#### [READING TEXT]
= Beginning of Section =
Ironically, the MWC opened on the very day that Apple was introducing its latest iPhones (8 and X; no word on what happened to 9), watches and televisions an hour down the San Francisco Peninsula at the new flying saucer-like, corporate headquarters in Cupertino.

Certainly the MWC would have been a fairly timely and efficient place to introduce such an important mobile device, but Apple always has ideas of its own.

For starters, the hosting GSMA (for Groupe Speciale Mobile Association, founded in 1982) on Sept. 12 published its second annual Global Mobile Trends report, which provides exclusive data and analysis on the key trends shaping the future of the mobile ecosystem.

From Where Will the Next Billion Users Come?

The 2017 edition offers data on mobile subscriber growth trends across both developed and emerging markets, plus insight on device innovation beyond the smartphone; the evolution from 4G to 5G networks; industry financial performance and growth outlook; competition and convergence; and statistics for every region worldwide.

Key takeaways from the 2017 edition of the Global Mobile Trends report include:

Connecting the next billion users: Five billion people are now connected to mobile networks, representing two-thirds of the world’s population. However, growth is slowing; it took four years to move from 4 billion to 5 billion subscribers, and connecting the next billion will take longer still. Meanwhile, smartphone and mobile broadband growth is driving mobile internet usage and engagement, and new form factors are emerging beyond the smartphone.

Rapid 4G growth: Industry hype around 5G overlooks the fact that 4G still has plenty of headroom for future growth. 4G is forecast to account for two-thirds of global mobile connections by 2025 (up from around a quarter today), driven by increasing 4G adoption over this period in major emerging markets such as Brazil, India and Indonesia.

The pathway to 5G: Early 5G deployments will likely target high-bandwidth applications as an extension to 4G, notably 8K ultra-HD video and VR/AR apps, although the US will focus initially on using 5G as a last-mile technology for home broadband. South Korea and Japan are likely to be among the first 5G markets, showcasing the technology at the Olympics in 2018 and 2020, respectively. However, on a global basis, it’s expected that 5G networks will be rolled out at a slower rate than 4G, and adoption is therefore also likely to be slower.
= End of Section =
#### [USING THE INFORMATION]
A. List every country named in the passage on mobile industry trends.
B. Write the next part of the passage on mobile industry trends, picking up after its final sentence.

#### [DATASET EXTRACT]
= Beginning of Section =
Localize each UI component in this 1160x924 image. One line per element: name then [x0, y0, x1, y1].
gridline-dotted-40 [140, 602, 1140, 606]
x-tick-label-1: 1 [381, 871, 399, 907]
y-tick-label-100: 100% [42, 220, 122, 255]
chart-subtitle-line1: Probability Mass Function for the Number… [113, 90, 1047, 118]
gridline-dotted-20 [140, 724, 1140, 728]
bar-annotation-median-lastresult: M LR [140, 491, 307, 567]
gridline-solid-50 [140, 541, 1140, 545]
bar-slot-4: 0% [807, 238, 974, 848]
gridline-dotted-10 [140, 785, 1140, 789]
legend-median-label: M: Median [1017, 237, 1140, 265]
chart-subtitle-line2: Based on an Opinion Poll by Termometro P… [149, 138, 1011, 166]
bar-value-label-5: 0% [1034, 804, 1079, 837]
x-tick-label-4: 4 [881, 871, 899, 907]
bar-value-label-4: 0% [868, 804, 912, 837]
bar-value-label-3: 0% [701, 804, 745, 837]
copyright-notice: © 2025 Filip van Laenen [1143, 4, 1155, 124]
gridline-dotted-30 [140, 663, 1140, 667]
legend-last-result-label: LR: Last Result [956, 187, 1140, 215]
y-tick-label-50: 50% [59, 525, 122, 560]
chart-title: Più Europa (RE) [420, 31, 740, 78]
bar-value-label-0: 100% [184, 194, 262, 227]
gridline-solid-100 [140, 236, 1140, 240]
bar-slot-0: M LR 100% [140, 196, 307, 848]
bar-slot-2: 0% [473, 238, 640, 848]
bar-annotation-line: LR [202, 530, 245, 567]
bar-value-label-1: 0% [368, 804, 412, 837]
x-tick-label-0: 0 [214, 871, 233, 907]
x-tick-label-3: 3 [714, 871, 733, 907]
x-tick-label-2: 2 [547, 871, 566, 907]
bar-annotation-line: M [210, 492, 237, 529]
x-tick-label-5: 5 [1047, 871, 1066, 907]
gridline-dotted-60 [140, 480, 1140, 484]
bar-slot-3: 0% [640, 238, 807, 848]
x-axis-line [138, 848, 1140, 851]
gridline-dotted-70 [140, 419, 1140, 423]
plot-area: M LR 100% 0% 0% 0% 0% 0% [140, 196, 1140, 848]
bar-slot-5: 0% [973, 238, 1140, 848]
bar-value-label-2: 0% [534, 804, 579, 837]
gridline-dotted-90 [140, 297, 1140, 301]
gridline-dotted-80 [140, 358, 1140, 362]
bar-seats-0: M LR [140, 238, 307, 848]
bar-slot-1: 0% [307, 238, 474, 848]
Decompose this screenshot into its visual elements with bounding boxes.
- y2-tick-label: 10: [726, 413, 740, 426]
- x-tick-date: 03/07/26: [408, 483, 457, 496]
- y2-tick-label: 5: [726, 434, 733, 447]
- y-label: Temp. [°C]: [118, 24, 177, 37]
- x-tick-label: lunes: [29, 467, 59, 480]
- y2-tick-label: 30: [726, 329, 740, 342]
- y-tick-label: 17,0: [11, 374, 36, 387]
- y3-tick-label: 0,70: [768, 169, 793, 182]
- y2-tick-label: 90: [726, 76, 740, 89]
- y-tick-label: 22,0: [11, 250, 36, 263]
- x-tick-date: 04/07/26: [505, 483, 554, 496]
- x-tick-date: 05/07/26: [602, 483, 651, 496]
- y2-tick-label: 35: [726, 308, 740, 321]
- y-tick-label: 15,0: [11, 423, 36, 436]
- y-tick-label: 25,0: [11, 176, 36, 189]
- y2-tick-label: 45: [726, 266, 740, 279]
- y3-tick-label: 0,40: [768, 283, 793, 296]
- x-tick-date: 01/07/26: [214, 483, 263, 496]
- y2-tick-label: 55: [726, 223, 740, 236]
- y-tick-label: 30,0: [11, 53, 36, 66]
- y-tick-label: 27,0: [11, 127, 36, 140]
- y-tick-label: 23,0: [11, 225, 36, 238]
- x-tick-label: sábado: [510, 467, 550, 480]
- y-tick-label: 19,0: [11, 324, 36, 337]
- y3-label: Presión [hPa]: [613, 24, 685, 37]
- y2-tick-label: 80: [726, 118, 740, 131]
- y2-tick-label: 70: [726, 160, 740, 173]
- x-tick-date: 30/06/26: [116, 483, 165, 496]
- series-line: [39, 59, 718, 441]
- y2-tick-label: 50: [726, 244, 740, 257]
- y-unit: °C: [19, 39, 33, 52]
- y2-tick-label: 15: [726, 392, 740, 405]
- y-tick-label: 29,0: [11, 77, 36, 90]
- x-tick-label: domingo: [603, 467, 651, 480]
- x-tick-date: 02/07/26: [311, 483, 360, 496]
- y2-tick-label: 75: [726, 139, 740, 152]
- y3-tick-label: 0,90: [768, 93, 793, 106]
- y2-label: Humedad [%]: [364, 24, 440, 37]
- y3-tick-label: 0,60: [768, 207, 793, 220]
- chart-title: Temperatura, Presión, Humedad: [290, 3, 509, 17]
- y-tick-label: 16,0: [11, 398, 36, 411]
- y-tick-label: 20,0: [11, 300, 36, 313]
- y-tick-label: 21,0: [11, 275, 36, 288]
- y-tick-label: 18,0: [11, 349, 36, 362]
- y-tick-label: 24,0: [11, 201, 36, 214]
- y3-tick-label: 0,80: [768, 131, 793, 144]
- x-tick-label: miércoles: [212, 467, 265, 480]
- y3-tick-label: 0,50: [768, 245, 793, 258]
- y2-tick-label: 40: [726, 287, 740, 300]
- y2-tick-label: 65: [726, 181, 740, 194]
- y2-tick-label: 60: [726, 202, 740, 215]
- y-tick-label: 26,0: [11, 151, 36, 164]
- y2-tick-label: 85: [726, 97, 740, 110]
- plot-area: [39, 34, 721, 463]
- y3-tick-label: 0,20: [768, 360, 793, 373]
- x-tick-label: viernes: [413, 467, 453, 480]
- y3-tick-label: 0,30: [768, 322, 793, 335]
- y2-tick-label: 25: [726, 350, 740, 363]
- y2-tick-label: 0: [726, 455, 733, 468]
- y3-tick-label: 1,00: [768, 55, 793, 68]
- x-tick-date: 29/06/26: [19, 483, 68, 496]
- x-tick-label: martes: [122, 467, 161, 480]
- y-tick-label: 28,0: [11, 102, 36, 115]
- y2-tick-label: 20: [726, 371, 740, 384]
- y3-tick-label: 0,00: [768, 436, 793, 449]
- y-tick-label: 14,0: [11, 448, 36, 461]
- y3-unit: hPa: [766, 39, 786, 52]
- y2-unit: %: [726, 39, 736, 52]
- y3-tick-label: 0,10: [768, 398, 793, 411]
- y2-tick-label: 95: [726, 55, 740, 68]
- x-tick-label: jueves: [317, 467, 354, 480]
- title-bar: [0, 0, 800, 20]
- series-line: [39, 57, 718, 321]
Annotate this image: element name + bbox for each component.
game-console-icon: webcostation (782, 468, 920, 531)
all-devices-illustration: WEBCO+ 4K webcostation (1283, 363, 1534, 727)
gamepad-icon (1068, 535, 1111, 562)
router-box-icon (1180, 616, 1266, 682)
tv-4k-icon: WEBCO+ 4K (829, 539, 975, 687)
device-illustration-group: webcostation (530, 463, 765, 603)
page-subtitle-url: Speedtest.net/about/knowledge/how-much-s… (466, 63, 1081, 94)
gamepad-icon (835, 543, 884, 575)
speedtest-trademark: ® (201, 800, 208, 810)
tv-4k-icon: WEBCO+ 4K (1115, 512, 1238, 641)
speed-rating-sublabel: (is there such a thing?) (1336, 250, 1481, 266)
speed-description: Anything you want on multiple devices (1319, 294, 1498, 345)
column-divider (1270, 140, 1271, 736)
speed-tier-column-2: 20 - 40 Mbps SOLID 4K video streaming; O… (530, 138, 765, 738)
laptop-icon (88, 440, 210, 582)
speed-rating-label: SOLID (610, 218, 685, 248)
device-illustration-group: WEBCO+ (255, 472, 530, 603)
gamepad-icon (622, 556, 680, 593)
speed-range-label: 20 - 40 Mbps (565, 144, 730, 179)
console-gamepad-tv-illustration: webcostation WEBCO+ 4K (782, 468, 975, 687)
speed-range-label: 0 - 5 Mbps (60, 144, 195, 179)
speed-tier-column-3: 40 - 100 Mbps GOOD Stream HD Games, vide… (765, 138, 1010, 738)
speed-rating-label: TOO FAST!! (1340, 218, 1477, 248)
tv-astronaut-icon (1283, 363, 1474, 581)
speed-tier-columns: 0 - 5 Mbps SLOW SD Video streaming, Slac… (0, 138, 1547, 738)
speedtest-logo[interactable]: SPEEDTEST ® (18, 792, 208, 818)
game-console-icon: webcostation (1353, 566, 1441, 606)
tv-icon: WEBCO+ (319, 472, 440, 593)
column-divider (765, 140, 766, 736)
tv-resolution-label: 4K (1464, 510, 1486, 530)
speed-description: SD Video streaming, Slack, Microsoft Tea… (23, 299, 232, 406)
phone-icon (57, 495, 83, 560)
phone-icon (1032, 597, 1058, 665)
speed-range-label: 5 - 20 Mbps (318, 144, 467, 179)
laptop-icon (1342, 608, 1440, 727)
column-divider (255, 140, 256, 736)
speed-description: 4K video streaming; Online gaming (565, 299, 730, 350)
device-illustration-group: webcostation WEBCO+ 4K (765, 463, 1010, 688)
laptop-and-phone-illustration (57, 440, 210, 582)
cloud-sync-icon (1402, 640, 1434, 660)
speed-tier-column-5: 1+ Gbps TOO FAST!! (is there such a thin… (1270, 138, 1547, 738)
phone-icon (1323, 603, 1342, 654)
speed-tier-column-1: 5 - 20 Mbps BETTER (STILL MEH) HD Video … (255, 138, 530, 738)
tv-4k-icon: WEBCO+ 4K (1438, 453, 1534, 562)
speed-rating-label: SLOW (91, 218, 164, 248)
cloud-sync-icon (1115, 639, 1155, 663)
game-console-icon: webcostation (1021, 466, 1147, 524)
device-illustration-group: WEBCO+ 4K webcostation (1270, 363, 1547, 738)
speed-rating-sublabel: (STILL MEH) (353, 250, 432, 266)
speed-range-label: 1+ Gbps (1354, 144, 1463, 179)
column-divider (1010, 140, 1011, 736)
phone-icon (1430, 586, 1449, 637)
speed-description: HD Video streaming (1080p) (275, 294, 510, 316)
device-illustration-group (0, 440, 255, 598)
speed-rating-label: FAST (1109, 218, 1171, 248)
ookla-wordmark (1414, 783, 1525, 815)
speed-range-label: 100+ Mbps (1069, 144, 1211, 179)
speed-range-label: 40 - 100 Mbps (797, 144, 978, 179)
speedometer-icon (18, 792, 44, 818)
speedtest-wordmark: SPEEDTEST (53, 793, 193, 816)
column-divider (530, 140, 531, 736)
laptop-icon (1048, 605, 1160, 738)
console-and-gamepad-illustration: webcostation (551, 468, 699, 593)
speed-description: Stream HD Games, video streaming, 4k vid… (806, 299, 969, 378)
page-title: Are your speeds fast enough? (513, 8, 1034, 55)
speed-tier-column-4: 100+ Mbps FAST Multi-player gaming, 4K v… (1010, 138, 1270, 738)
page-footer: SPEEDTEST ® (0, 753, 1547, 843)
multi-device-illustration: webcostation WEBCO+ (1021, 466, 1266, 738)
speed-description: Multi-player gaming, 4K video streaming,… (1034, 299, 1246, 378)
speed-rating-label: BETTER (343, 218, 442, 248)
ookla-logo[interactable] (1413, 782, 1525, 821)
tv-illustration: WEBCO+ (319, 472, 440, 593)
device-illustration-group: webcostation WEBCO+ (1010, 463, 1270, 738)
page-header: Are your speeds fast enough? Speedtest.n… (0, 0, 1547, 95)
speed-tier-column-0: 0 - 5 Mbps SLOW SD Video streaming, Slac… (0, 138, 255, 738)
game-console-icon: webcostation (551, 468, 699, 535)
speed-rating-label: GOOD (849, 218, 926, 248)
= End of Section =
#### [ANSWERS TO THE EXERCISES]
A. Brazil, India, Indonesia, the US, South Korea, Japan

B.
Transforming the network: A paradigm shift in network architecture is required to support the shift to 5G and internet of things, requiring the creation of decentralized networks that combine a number of network technologies (e.g. small cells, LPWA), using software-controlled network functions, and running over both licensed and unlicensed spectrum. Edge computing and network slicing will be needed to support major 5G applications.

Telecoms and media converging: Convergence is now occurring at an industry level, as evidenced by the recent mergers and acquisitions boom that is creating telco-media conglomerates. These newly formed organizations seek to combine content offerings with core network services; examples include Verizon/AOL/Yahoo and the proposed tie-up between AT&T and Time Warner. However, investors have yet to price in a growth premium for converged telco-media plays, which continue to be valued significantly below major tech players. The quintet of Apple, Amazon, Facebook, Google and Netflix have collectively grown enterprise value 3.5x since 2010, with large telecoms operators remaining relatively flat over this period.

How the Report Was Researched

The report is based on data from GSMA Intelligence, the research arm of the GSMA, and selected third-party sources. The information is grouped into several chapters: consumer usage trends; subscriber and mobile internet growth in emerging markets; networks; financial performance (including revenue, EBITDA margin and capex trends); competitive landscape and cross-sector competition analysis; and statistics and commentaries on every regional mobile market worldwide.

“Our latest Global Mobile Trends report provides a comprehensive view of the opportunities and challenges facing the mobile industry as we move into a new era of ubiquitous connectivity,” said GSMA Chief Strategy Officer LaxmiAkkaraju. “Today’s report maps out how future networks and operator business models are evolving within a rapidly shifting industry landscape.”

To view the entire 2017 GSMA Global Mobile Trends report, go here.

Chris Preimesberger

Chris Preimesberger

Chris Preimesberger is Editor of Features & Analysis at eWEEK, responsible in large part for the publication's coverage areas. In his 12 years and more than 3,900 stories at eWEEK, he has...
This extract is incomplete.